Extrait du texte ▸
+++

Ni Valence ni La Bourdonnais ne purent agir utilement. Ces deux ailes, énormément éloignées de l’armée du centre, ne pouvaient coopérer avec ensemble. Valence, n’ayant ni chevaux ni charrois, ne put bouger, laissa passer l’Autrichien. La Bourdonnais, sacrifié, irrité, fit le moins qu’il put, et mal. Le grand avantage de nombre que devait avoir Dumouriez fut ainsi perdu. En réunissant ses forces, il eût eu près de cent mille hommes ; il les dispersa, et son armée du centre, isolée, n’en compta que quarante-cinq mille. L’Autrichien pouvait en avoir autant, mais supérieurs en discipline, quarante-cinq mille vieux soldats ; s’il eût su les réunir, il eût écrasé Dumouriez.

+++

Consigne écrite 1 ▸
Recopiez la partie de l'extrait sur l'armée de Dumouriez qui commence par les mots « Ni Valence ni » et se termine par « eût écrasé Dumouriez. ».
Consigne écrite 2 ▸
Répondez aux questions suivantes à partir de l'extrait sur l'armée de Dumouriez.
(a) Qu'est-ce qui manquait à Valence pour pouvoir bouger ?
(b) De combien d'hommes Dumouriez aurait-il disposé en réunissant ses forces ?
(c) Combien d'hommes comptait son armée du centre ?
Les lignes constituent un ensemble distinct, sans lien avec l'extrait.

Lignes du jeu de données ▸
+++

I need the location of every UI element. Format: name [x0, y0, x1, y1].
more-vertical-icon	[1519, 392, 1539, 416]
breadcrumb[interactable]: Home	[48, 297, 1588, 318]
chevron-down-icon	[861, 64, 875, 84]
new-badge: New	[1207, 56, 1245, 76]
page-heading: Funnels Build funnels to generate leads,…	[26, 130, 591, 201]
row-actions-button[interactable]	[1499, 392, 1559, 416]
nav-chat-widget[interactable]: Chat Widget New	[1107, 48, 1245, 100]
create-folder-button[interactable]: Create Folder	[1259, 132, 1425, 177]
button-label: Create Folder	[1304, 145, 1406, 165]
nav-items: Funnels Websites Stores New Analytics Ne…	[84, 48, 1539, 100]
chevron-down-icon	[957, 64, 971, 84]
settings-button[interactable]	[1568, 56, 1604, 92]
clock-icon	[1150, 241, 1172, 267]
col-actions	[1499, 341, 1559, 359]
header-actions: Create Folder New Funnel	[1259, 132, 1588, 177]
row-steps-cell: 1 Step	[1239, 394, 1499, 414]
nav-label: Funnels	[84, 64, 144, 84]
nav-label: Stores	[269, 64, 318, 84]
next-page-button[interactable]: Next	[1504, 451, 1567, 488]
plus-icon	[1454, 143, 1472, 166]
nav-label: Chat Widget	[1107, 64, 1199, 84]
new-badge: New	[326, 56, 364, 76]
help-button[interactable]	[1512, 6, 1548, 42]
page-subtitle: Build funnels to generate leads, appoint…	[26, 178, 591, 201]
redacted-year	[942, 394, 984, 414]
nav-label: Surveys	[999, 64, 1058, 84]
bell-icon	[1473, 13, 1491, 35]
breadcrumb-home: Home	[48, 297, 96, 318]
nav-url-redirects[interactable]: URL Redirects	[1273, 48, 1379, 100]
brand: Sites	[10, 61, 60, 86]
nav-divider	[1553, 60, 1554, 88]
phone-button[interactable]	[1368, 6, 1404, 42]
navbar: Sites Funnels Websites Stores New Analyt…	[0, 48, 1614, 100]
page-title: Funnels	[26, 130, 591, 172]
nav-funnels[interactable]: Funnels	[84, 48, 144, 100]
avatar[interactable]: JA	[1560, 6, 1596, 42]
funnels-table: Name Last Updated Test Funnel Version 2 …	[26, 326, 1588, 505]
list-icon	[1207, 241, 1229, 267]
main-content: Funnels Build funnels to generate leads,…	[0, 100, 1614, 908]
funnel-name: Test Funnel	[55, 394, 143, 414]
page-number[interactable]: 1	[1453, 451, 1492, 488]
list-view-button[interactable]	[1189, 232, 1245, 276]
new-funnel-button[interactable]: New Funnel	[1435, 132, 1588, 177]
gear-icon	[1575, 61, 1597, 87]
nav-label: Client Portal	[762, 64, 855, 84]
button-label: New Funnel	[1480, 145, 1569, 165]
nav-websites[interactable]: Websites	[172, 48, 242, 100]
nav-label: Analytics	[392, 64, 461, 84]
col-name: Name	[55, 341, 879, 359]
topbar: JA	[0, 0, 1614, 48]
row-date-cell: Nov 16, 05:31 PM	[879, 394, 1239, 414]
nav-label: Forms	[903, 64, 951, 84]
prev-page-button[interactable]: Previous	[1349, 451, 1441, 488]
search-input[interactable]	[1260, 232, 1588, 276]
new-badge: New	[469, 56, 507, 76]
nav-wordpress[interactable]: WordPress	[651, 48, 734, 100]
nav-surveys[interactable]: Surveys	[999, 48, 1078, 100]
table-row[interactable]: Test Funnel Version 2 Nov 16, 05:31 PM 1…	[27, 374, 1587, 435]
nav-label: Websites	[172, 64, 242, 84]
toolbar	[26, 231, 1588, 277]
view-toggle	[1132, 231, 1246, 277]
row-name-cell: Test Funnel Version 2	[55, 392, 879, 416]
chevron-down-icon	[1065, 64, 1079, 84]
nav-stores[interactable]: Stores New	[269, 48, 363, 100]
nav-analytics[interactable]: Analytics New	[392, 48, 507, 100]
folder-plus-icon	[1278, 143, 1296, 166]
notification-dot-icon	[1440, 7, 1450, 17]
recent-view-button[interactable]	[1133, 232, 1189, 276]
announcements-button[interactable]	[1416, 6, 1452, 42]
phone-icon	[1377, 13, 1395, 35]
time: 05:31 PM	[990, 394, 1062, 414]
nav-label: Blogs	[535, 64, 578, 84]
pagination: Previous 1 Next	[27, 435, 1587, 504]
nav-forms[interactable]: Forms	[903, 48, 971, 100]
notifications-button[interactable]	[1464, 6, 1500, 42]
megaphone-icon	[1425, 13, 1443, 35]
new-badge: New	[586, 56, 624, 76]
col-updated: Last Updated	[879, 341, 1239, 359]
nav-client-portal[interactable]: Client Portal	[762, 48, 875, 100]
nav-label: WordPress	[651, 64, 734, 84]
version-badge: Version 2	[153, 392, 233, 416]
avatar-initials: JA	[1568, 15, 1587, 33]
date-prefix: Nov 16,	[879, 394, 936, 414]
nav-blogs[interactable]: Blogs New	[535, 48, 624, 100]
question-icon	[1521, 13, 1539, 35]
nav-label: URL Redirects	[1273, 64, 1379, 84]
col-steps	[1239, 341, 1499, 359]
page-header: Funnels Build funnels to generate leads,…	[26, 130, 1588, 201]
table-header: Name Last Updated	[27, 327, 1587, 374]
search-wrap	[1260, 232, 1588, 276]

+++

Réponse 1 ▸
Ni Valence ni La Bourdonnais ne purent agir utilement. Ces deux ailes, énormément éloignées de l’armée du centre, ne pouvaient coopérer avec ensemble. Valence, n’ayant ni chevaux ni charrois, ne put bouger, laissa passer l’Autrichien. La Bourdonnais, sacrifié, irrité, fit le moins qu’il put, et mal. Le grand avantage de nombre que devait avoir Dumouriez fut ainsi perdu. En réunissant ses forces, il eût eu près de cent mille hommes ; il les dispersa, et son armée du centre, isolée, n’en compta que quarante-cinq mille. L’Autrichien pouvait en avoir autant, mais supérieurs en discipline, quarante-cinq mille vieux soldats ; s’il eût su les réunir, il eût écrasé Dumouriez.

Réponse 2 ▸
(a) Il n'avait ni chevaux ni charrois.
(b) Près de cent mille hommes.
(c) Quarante-cinq mille hommes.